Task: Each line that includes "Definitioner" counts once; give the total and nothing besides.

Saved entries
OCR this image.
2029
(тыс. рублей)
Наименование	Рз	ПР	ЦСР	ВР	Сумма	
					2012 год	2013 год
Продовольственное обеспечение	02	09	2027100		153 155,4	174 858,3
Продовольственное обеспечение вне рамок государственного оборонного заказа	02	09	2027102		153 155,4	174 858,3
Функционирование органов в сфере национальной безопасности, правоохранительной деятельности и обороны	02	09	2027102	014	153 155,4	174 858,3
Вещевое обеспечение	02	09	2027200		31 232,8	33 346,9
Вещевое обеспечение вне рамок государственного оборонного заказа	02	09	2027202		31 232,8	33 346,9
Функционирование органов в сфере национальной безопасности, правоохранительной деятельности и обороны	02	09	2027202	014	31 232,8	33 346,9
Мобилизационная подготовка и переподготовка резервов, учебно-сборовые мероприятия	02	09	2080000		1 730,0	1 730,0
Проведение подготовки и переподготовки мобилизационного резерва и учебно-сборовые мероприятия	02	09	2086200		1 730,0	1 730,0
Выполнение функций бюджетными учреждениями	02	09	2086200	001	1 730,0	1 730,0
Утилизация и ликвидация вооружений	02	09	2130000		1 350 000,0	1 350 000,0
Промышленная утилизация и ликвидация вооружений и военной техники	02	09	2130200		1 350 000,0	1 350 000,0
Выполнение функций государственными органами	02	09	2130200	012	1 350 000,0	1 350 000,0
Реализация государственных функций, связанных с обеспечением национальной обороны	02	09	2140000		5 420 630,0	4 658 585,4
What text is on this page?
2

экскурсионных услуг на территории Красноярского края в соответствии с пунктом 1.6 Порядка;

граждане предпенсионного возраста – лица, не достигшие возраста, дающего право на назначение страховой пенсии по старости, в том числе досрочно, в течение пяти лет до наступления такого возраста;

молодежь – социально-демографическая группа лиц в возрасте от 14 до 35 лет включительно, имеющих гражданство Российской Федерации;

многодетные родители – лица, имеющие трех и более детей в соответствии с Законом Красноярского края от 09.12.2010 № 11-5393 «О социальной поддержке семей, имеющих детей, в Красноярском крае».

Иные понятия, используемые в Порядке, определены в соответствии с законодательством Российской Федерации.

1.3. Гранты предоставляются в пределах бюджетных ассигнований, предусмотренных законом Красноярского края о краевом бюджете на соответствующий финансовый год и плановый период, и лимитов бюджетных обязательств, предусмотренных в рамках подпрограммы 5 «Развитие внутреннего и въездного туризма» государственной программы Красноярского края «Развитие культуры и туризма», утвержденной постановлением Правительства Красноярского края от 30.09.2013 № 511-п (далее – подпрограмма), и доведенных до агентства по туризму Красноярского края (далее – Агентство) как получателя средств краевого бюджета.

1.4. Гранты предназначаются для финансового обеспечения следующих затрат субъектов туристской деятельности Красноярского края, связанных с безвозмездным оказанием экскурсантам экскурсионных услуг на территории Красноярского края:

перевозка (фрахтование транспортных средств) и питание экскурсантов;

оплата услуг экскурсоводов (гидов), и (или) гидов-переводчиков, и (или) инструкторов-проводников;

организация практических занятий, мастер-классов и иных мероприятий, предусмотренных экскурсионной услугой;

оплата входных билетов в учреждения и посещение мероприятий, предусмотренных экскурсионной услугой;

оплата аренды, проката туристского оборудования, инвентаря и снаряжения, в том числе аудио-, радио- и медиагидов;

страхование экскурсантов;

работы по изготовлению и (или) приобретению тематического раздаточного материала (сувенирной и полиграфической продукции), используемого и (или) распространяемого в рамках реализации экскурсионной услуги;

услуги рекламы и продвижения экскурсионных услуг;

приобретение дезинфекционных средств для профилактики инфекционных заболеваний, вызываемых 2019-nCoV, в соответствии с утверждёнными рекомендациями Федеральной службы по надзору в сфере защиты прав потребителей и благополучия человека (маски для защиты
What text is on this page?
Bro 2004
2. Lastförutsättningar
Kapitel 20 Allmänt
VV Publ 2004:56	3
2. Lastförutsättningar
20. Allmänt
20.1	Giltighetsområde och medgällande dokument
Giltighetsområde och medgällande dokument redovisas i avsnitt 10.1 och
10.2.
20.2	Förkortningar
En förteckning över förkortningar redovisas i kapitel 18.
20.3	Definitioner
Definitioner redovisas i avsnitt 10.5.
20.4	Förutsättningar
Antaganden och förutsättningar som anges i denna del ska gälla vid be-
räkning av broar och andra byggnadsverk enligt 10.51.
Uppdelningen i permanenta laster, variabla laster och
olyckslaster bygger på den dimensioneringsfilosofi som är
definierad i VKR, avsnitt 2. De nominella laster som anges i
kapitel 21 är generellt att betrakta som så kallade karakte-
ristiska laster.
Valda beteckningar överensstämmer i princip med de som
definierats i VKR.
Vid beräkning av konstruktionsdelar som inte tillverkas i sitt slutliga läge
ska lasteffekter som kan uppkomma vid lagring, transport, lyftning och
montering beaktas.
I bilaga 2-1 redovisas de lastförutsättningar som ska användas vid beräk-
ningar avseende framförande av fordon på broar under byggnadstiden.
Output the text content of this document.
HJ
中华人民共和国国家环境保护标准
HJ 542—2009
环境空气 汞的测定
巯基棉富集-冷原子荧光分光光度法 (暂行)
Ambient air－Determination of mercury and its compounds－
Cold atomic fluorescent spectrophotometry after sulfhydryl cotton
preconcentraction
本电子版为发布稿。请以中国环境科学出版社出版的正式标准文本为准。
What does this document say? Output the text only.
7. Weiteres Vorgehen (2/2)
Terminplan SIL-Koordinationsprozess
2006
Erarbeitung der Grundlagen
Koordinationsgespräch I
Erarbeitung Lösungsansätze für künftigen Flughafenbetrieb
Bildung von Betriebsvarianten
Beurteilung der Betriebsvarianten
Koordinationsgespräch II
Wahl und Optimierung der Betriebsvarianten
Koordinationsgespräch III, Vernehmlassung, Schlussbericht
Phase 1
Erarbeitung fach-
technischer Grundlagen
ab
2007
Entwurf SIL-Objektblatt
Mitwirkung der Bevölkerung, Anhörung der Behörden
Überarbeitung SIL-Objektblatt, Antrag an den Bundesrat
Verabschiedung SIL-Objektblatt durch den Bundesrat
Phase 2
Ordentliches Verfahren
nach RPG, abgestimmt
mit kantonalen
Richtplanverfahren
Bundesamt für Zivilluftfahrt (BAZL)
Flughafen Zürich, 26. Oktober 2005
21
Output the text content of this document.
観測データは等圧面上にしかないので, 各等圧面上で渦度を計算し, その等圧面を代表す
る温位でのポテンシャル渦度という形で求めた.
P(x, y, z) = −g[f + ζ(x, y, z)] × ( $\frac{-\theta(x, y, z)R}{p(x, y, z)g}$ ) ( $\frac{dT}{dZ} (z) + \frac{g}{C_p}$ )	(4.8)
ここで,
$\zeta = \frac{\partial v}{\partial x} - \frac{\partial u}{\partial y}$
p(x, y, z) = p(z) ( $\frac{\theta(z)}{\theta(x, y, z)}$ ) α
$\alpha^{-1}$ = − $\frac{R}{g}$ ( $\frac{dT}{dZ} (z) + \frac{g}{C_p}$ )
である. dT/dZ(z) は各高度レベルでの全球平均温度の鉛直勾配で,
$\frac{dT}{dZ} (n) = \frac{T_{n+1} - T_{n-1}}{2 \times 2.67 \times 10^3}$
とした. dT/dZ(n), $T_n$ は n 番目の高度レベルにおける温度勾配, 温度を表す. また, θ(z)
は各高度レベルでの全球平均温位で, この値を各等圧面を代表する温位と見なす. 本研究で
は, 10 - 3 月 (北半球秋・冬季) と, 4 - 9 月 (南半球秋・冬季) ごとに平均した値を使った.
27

The solution: 2